- [Problem details]:
Transcribe all of the data exactly. Omit the pictures.

*****

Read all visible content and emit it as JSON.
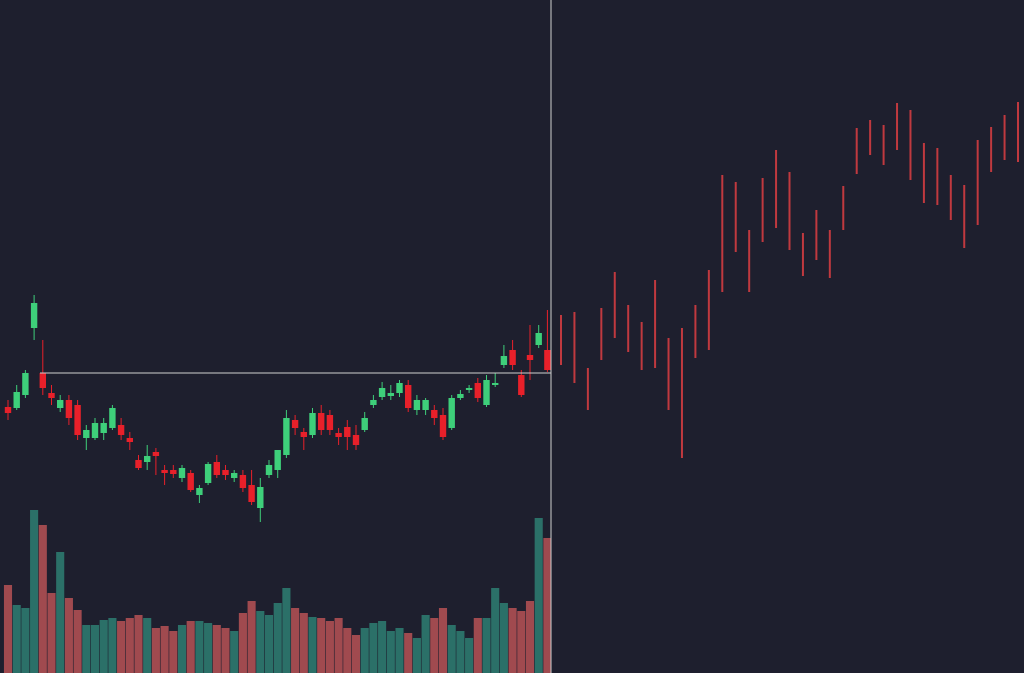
{
  "chart_data": {
    "type": "candlestick",
    "open": [
      266,
      265,
      278,
      345,
      300,
      280,
      265,
      273,
      268,
      235,
      235,
      240,
      245,
      248,
      235,
      213,
      211,
      221,
      203,
      203,
      195,
      200,
      178,
      190,
      211,
      203,
      195,
      198,
      188,
      165,
      198,
      203,
      218,
      253,
      241,
      238,
      260,
      258,
      240,
      246,
      238,
      243,
      268,
      276,
      277,
      280,
      288,
      263,
      263,
      263,
      258,
      245,
      275,
      283,
      290,
      268,
      288,
      308,
      323,
      298,
      318,
      328,
      323
    ],
    "close": [
      260,
      281,
      300,
      370,
      285,
      275,
      273,
      255,
      238,
      243,
      250,
      250,
      265,
      238,
      231,
      205,
      217,
      217,
      200,
      199,
      205,
      183,
      185,
      209,
      198,
      198,
      200,
      185,
      171,
      186,
      208,
      223,
      255,
      245,
      236,
      260,
      243,
      243,
      236,
      236,
      228,
      255,
      273,
      285,
      280,
      290,
      265,
      273,
      273,
      255,
      236,
      275,
      279,
      285,
      275,
      293,
      290,
      317,
      308,
      278,
      313,
      340,
      303
    ],
    "high": [
      273,
      288,
      303,
      378,
      333,
      288,
      278,
      278,
      273,
      248,
      255,
      255,
      268,
      255,
      241,
      218,
      228,
      225,
      208,
      208,
      208,
      203,
      188,
      211,
      218,
      208,
      203,
      203,
      203,
      195,
      213,
      223,
      263,
      258,
      245,
      265,
      268,
      263,
      245,
      253,
      248,
      261,
      278,
      291,
      288,
      293,
      293,
      278,
      275,
      268,
      265,
      278,
      283,
      288,
      295,
      298,
      300,
      328,
      333,
      303,
      348,
      348,
      363
    ],
    "low": [
      253,
      263,
      275,
      333,
      278,
      268,
      261,
      248,
      233,
      223,
      233,
      233,
      243,
      233,
      223,
      203,
      203,
      198,
      188,
      195,
      191,
      181,
      170,
      188,
      195,
      193,
      191,
      181,
      168,
      151,
      195,
      195,
      215,
      238,
      223,
      235,
      238,
      238,
      228,
      223,
      223,
      241,
      265,
      273,
      273,
      276,
      261,
      258,
      258,
      248,
      233,
      243,
      273,
      280,
      271,
      266,
      286,
      305,
      303,
      276,
      293,
      325,
      301
    ],
    "volume": [
      88,
      68,
      65,
      163,
      148,
      80,
      121,
      75,
      63,
      48,
      48,
      53,
      55,
      52,
      55,
      58,
      55,
      45,
      47,
      42,
      48,
      52,
      52,
      50,
      48,
      45,
      42,
      60,
      72,
      62,
      58,
      70,
      85,
      65,
      60,
      56,
      55,
      52,
      55,
      45,
      38,
      45,
      50,
      52,
      42,
      45,
      40,
      35,
      58,
      55,
      65,
      48,
      42,
      35,
      55,
      55,
      85,
      70,
      65,
      62,
      72,
      155,
      135
    ],
    "projection": {
      "high": [
        358,
        361,
        305,
        365,
        401,
        368,
        351,
        393,
        335,
        345,
        368,
        403,
        498,
        491,
        443,
        495,
        523,
        501,
        440,
        463,
        443,
        487,
        545,
        553,
        548,
        570,
        563,
        530,
        525,
        498,
        488,
        533,
        546,
        558,
        571
      ],
      "low": [
        308,
        290,
        263,
        313,
        335,
        321,
        303,
        305,
        263,
        215,
        315,
        323,
        381,
        421,
        381,
        431,
        445,
        423,
        397,
        413,
        395,
        443,
        499,
        518,
        508,
        523,
        493,
        470,
        468,
        453,
        425,
        448,
        501,
        513,
        511
      ],
      "color": "#c0393f"
    },
    "up_color": "#3ecf7a",
    "down_color": "#e8202a",
    "volume_up_color": "#2b7068",
    "volume_down_color": "#a04a4f",
    "ylim": [
      0,
      673
    ]
  }
}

*****

- [Solution to this exercise]:
Read all visible content and emit it as JSON.
{
  "chart_data": {
    "type": "candlestick",
    "open": [
      266,
      265,
      278,
      345,
      300,
      280,
      265,
      273,
      268,
      235,
      235,
      240,
      245,
      248,
      235,
      213,
      211,
      221,
      203,
      203,
      195,
      200,
      178,
      190,
      211,
      203,
      195,
      198,
      188,
      165,
      198,
      203,
      218,
      253,
      241,
      238,
      260,
      258,
      240,
      246,
      238,
      243,
      268,
      276,
      277,
      280,
      288,
      263,
      263,
      263,
      258,
      245,
      275,
      283,
      290,
      268,
      288,
      308,
      323,
      298,
      318,
      328,
      323
    ],
    "close": [
      260,
      281,
      300,
      370,
      285,
      275,
      273,
      255,
      238,
      243,
      250,
      250,
      265,
      238,
      231,
      205,
      217,
      217,
      200,
      199,
      205,
      183,
      185,
      209,
      198,
      198,
      200,
      185,
      171,
      186,
      208,
      223,
      255,
      245,
      236,
      260,
      243,
      243,
      236,
      236,
      228,
      255,
      273,
      285,
      280,
      290,
      265,
      273,
      273,
      255,
      236,
      275,
      279,
      285,
      275,
      293,
      290,
      317,
      308,
      278,
      313,
      340,
      303
    ],
    "high": [
      273,
      288,
      303,
      378,
      333,
      288,
      278,
      278,
      273,
      248,
      255,
      255,
      268,
      255,
      241,
      218,
      228,
      225,
      208,
      208,
      208,
      203,
      188,
      211,
      218,
      208,
      203,
      203,
      203,
      195,
      213,
      223,
      263,
      258,
      245,
      265,
      268,
      263,
      245,
      253,
      248,
      261,
      278,
      291,
      288,
      293,
      293,
      278,
      275,
      268,
      265,
      278,
      283,
      288,
      295,
      298,
      300,
      328,
      333,
      303,
      348,
      348,
      363
    ],
    "low": [
      253,
      263,
      275,
      333,
      278,
      268,
      261,
      248,
      233,
      223,
      233,
      233,
      243,
      233,
      223,
      203,
      203,
      198,
      188,
      195,
      191,
      181,
      170,
      188,
      195,
      193,
      191,
      181,
      168,
      151,
      195,
      195,
      215,
      238,
      223,
      235,
      238,
      238,
      228,
      223,
      223,
      241,
      265,
      273,
      273,
      276,
      261,
      258,
      258,
      248,
      233,
      243,
      273,
      280,
      271,
      266,
      286,
      305,
      303,
      276,
      293,
      325,
      301
    ],
    "volume": [
      88,
      68,
      65,
      163,
      148,
      80,
      121,
      75,
      63,
      48,
      48,
      53,
      55,
      52,
      55,
      58,
      55,
      45,
      47,
      42,
      48,
      52,
      52,
      50,
      48,
      45,
      42,
      60,
      72,
      62,
      58,
      70,
      85,
      65,
      60,
      56,
      55,
      52,
      55,
      45,
      38,
      45,
      50,
      52,
      42,
      45,
      40,
      35,
      58,
      55,
      65,
      48,
      42,
      35,
      55,
      55,
      85,
      70,
      65,
      62,
      72,
      155,
      135
    ],
    "projection": {
      "high": [
        358,
        361,
        305,
        365,
        401,
        368,
        351,
        393,
        335,
        345,
        368,
        403,
        498,
        491,
        443,
        495,
        523,
        501,
        440,
        463,
        443,
        487,
        545,
        553,
        548,
        570,
        563,
        530,
        525,
        498,
        488,
        533,
        546,
        558,
        571
      ],
      "low": [
        308,
        290,
        263,
        313,
        335,
        321,
        303,
        305,
        263,
        215,
        315,
        323,
        381,
        421,
        381,
        431,
        445,
        423,
        397,
        413,
        395,
        443,
        499,
        518,
        508,
        523,
        493,
        470,
        468,
        453,
        425,
        448,
        501,
        513,
        511
      ],
      "color": "#c0393f"
    },
    "up_color": "#3ecf7a",
    "down_color": "#e8202a",
    "volume_up_color": "#2b7068",
    "volume_down_color": "#a04a4f",
    "ylim": [
      0,
      673
    ]
  }
}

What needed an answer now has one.